* begin Record set *

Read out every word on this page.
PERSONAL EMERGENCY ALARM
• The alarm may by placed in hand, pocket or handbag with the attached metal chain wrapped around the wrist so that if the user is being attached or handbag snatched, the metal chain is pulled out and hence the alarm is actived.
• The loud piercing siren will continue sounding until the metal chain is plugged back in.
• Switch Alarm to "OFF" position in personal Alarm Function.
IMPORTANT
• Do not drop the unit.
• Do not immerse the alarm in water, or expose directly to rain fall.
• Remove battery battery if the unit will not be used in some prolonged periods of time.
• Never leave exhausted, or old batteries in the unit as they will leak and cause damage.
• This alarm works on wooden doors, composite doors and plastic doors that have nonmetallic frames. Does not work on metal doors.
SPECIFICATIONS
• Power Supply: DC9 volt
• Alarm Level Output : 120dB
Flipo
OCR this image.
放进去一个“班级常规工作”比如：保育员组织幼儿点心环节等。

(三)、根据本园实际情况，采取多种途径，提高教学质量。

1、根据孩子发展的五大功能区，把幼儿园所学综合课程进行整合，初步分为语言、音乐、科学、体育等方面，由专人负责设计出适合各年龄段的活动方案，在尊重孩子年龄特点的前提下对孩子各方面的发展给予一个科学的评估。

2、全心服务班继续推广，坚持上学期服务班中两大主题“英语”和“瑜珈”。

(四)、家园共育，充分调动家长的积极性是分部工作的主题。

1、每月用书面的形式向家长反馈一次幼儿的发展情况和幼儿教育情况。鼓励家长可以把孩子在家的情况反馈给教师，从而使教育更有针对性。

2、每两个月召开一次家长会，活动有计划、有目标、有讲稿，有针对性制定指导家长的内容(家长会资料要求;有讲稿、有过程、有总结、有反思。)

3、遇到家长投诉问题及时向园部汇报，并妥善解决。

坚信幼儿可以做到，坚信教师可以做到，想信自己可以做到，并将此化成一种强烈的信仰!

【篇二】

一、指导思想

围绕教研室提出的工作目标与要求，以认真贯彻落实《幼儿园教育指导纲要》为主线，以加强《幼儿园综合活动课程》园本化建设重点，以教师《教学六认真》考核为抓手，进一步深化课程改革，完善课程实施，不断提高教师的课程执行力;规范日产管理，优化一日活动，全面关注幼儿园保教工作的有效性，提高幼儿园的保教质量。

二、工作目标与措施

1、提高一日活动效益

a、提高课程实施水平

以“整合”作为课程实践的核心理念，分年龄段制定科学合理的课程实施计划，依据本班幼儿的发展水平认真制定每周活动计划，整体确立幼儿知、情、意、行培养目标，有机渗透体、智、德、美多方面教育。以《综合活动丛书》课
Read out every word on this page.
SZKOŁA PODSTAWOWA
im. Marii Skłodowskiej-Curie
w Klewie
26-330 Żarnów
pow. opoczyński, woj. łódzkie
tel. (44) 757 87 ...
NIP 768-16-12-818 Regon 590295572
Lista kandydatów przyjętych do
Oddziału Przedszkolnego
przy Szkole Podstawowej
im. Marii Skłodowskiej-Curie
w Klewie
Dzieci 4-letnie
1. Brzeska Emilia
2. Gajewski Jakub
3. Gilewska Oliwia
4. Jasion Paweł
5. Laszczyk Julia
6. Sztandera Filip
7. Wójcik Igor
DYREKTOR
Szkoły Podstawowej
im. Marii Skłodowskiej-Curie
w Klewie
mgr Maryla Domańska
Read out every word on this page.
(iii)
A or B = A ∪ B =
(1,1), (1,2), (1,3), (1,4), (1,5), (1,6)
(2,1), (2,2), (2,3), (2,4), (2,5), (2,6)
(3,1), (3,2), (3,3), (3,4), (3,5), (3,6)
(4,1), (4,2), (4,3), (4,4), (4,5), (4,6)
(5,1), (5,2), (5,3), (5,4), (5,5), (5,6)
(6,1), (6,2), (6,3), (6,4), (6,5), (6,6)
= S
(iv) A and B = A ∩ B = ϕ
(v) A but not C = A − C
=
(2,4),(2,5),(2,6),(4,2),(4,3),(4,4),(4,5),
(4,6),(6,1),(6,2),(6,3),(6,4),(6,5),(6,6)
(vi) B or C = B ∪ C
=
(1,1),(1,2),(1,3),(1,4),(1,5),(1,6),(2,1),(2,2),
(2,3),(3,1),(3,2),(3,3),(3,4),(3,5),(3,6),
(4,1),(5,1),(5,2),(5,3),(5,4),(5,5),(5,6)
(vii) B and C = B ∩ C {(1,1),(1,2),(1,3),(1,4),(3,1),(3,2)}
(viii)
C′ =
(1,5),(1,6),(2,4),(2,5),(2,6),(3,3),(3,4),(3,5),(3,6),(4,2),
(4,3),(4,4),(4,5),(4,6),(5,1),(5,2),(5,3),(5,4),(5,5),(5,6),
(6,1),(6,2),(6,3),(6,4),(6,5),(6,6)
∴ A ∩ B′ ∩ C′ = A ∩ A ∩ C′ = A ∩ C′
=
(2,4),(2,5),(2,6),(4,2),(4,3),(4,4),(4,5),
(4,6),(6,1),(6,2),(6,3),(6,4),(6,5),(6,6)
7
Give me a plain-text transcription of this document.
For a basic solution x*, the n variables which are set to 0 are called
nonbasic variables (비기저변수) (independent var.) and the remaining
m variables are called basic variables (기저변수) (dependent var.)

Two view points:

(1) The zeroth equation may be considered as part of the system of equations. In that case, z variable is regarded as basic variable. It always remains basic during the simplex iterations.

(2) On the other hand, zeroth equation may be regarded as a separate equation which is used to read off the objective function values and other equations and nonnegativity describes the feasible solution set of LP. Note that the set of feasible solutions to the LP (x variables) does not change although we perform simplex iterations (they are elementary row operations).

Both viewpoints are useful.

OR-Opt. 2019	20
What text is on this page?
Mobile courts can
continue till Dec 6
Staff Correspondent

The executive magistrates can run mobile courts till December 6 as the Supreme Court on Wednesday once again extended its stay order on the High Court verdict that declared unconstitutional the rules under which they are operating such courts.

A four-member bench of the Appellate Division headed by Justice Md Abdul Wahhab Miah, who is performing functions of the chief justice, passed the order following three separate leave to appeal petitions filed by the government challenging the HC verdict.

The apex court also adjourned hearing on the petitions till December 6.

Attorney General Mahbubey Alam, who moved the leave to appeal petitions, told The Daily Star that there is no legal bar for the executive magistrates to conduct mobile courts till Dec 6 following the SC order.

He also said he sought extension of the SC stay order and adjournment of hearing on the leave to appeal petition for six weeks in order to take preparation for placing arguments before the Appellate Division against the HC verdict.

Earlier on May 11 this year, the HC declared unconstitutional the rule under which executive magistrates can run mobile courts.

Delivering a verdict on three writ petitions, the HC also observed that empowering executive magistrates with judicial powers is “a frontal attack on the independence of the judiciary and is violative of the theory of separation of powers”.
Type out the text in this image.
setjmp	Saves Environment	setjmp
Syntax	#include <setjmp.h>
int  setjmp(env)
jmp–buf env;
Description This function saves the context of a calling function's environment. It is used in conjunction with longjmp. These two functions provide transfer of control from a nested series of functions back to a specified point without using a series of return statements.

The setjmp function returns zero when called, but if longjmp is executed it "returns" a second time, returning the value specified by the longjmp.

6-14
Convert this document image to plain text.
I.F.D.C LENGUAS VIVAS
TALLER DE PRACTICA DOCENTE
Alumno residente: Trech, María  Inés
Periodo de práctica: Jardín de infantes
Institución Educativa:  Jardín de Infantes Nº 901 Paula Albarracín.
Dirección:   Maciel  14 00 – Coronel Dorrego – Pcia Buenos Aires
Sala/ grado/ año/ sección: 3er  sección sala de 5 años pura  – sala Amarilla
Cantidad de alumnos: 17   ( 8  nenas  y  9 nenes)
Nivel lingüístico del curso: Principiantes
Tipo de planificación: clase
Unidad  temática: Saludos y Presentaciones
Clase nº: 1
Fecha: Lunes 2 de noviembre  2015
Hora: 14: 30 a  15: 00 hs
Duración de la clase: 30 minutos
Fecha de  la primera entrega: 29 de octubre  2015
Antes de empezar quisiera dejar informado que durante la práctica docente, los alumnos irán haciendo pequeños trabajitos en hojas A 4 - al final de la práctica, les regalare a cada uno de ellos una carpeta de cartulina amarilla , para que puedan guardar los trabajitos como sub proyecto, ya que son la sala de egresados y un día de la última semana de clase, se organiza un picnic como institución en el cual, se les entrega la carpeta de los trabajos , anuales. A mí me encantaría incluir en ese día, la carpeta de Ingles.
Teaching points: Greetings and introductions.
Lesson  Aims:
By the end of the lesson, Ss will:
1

* end Record set *

Given request | Reproduce the listing above exactly from the line containing "Convert this document image to plain text." through its last line, with both of those lines included.

Result |
Convert this document image to plain text.
I.F.D.C LENGUAS VIVAS
TALLER DE PRACTICA DOCENTE
Alumno residente: Trech, María  Inés
Periodo de práctica: Jardín de infantes
Institución Educativa:  Jardín de Infantes Nº 901 Paula Albarracín.
Dirección:   Maciel  14 00 – Coronel Dorrego – Pcia Buenos Aires
Sala/ grado/ año/ sección: 3er  sección sala de 5 años pura  – sala Amarilla
Cantidad de alumnos: 17   ( 8  nenas  y  9 nenes)
Nivel lingüístico del curso: Principiantes
Tipo de planificación: clase
Unidad  temática: Saludos y Presentaciones
Clase nº: 1
Fecha: Lunes 2 de noviembre  2015
Hora: 14: 30 a  15: 00 hs
Duración de la clase: 30 minutos
Fecha de  la primera entrega: 29 de octubre  2015
Antes de empezar quisiera dejar informado que durante la práctica docente, los alumnos irán haciendo pequeños trabajitos en hojas A 4 - al final de la práctica, les regalare a cada uno de ellos una carpeta de cartulina amarilla , para que puedan guardar los trabajitos como sub proyecto, ya que son la sala de egresados y un día de la última semana de clase, se organiza un picnic como institución en el cual, se les entrega la carpeta de los trabajos , anuales. A mí me encantaría incluir en ese día, la carpeta de Ingles.
Teaching points: Greetings and introductions.
Lesson  Aims:
By the end of the lesson, Ss will:
1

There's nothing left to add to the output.